## start
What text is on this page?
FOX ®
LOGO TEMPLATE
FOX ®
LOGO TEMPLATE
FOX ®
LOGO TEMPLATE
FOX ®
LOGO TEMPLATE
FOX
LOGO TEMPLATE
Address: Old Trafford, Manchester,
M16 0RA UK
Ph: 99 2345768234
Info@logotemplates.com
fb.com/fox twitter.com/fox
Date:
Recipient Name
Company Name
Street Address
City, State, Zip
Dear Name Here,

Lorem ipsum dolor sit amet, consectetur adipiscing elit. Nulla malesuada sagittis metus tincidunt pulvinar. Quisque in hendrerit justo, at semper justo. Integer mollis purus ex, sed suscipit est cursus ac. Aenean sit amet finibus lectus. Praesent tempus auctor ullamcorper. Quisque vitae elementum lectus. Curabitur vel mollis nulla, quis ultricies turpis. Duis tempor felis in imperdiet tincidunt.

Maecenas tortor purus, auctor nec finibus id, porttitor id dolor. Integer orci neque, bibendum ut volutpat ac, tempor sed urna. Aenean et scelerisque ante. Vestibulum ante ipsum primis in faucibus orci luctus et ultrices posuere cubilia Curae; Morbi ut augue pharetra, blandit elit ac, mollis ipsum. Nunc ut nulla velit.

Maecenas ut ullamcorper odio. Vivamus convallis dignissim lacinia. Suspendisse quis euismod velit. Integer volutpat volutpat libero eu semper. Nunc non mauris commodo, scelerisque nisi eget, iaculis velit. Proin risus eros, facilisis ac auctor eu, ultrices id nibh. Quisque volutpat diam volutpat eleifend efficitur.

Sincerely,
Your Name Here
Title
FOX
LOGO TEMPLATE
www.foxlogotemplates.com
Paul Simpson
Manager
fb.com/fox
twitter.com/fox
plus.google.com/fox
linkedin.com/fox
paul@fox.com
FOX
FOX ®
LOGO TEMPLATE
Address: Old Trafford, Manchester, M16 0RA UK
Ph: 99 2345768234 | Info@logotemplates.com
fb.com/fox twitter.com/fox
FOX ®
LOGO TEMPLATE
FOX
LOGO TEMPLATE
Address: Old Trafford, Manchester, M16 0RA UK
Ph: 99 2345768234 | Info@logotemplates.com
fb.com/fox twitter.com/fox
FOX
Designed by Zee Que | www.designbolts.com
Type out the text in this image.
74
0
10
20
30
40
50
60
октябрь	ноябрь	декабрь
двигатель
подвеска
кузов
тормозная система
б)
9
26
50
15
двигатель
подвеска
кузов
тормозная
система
## end
▶ _WHAT TO PRODUCE_
Write the data from above out again, exactly.

▶ _RESPONSE FOR THIS EXERCISE_
What text is on this page?
FOX ®
LOGO TEMPLATE
FOX ®
LOGO TEMPLATE
FOX ®
LOGO TEMPLATE
FOX ®
LOGO TEMPLATE
FOX
LOGO TEMPLATE
Address: Old Trafford, Manchester,
M16 0RA UK
Ph: 99 2345768234
Info@logotemplates.com
fb.com/fox twitter.com/fox
Date:
Recipient Name
Company Name
Street Address
City, State, Zip
Dear Name Here,

Lorem ipsum dolor sit amet, consectetur adipiscing elit. Nulla malesuada sagittis metus tincidunt pulvinar. Quisque in hendrerit justo, at semper justo. Integer mollis purus ex, sed suscipit est cursus ac. Aenean sit amet finibus lectus. Praesent tempus auctor ullamcorper. Quisque vitae elementum lectus. Curabitur vel mollis nulla, quis ultricies turpis. Duis tempor felis in imperdiet tincidunt.

Maecenas tortor purus, auctor nec finibus id, porttitor id dolor. Integer orci neque, bibendum ut volutpat ac, tempor sed urna. Aenean et scelerisque ante. Vestibulum ante ipsum primis in faucibus orci luctus et ultrices posuere cubilia Curae; Morbi ut augue pharetra, blandit elit ac, mollis ipsum. Nunc ut nulla velit.

Maecenas ut ullamcorper odio. Vivamus convallis dignissim lacinia. Suspendisse quis euismod velit. Integer volutpat volutpat libero eu semper. Nunc non mauris commodo, scelerisque nisi eget, iaculis velit. Proin risus eros, facilisis ac auctor eu, ultrices id nibh. Quisque volutpat diam volutpat eleifend efficitur.

Sincerely,
Your Name Here
Title
FOX
LOGO TEMPLATE
www.foxlogotemplates.com
Paul Simpson
Manager
fb.com/fox
twitter.com/fox
plus.google.com/fox
linkedin.com/fox
paul@fox.com
FOX
FOX ®
LOGO TEMPLATE
Address: Old Trafford, Manchester, M16 0RA UK
Ph: 99 2345768234 | Info@logotemplates.com
fb.com/fox twitter.com/fox
FOX ®
LOGO TEMPLATE
FOX
LOGO TEMPLATE
Address: Old Trafford, Manchester, M16 0RA UK
Ph: 99 2345768234 | Info@logotemplates.com
fb.com/fox twitter.com/fox
FOX
Designed by Zee Que | www.designbolts.com
Type out the text in this image.
74
0
10
20
30
40
50
60
октябрь	ноябрь	декабрь
двигатель
подвеска
кузов
тормозная система
б)
9
26
50
15
двигатель
подвеска
кузов
тормозная
система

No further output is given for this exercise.